» **GOAL OF THE EXERCISE**: Say only how many lines contain the word "type".
★ ★ ★
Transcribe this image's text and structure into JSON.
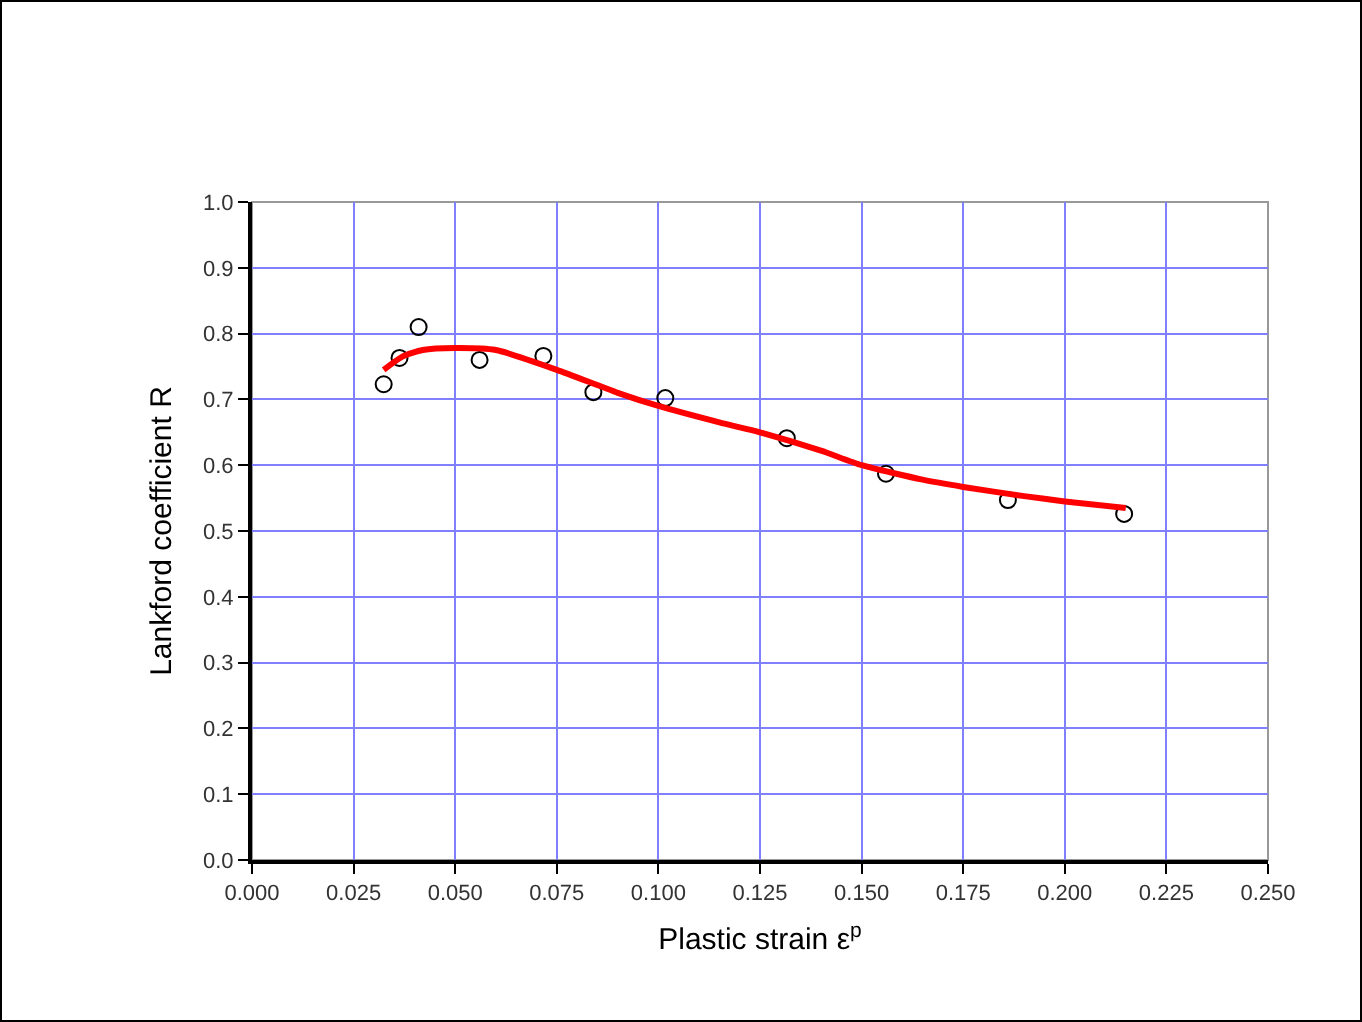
{
  "chart_data": {
    "type": "scatter",
    "xlabel": "Plastic strain ε$^{p}$",
    "ylabel": "Lankford coefficient R",
    "series": [
      {
        "type": "scatter",
        "color": "#000000",
        "marker": "circle",
        "x": [
          0.0324,
          0.0363,
          0.041,
          0.056,
          0.0717,
          0.084,
          0.1017,
          0.1316,
          0.156,
          0.186,
          0.2146
        ],
        "values": [
          0.723,
          0.763,
          0.81,
          0.76,
          0.766,
          0.711,
          0.702,
          0.641,
          0.587,
          0.547,
          0.526
        ]
      },
      {
        "type": "line",
        "color": "#ff0000",
        "marker": "none",
        "x": [
          0.0324,
          0.037,
          0.042,
          0.05,
          0.06,
          0.075,
          0.09,
          0.1,
          0.115,
          0.125,
          0.14,
          0.15,
          0.165,
          0.175,
          0.19,
          0.2,
          0.215
        ],
        "values": [
          0.745,
          0.765,
          0.775,
          0.778,
          0.775,
          0.745,
          0.71,
          0.69,
          0.665,
          0.65,
          0.622,
          0.6,
          0.578,
          0.567,
          0.553,
          0.545,
          0.535
        ]
      }
    ],
    "xlim": [
      0,
      0.25
    ],
    "xticks": [
      {
        "value": 0,
        "label": "0.000"
      },
      0.025,
      {
        "value": 0.05,
        "label": "0.050"
      },
      0.075,
      {
        "value": 0.1,
        "label": "0.100"
      },
      0.125,
      {
        "value": 0.15,
        "label": "0.150"
      },
      0.175,
      {
        "value": 0.2,
        "label": "0.200"
      },
      0.225,
      {
        "value": 0.25,
        "label": "0.250"
      }
    ],
    "ylim": [
      0,
      1
    ],
    "yticks": [
      {
        "value": 0,
        "label": "0.0"
      },
      0.1,
      0.2,
      0.3,
      0.4,
      0.5,
      0.6,
      0.7,
      0.8,
      0.9,
      {
        "value": 1,
        "label": "1.0"
      }
    ],
    "grid": true
  }
}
★ ★ ★
» **THE COMPLETED TASK**: 3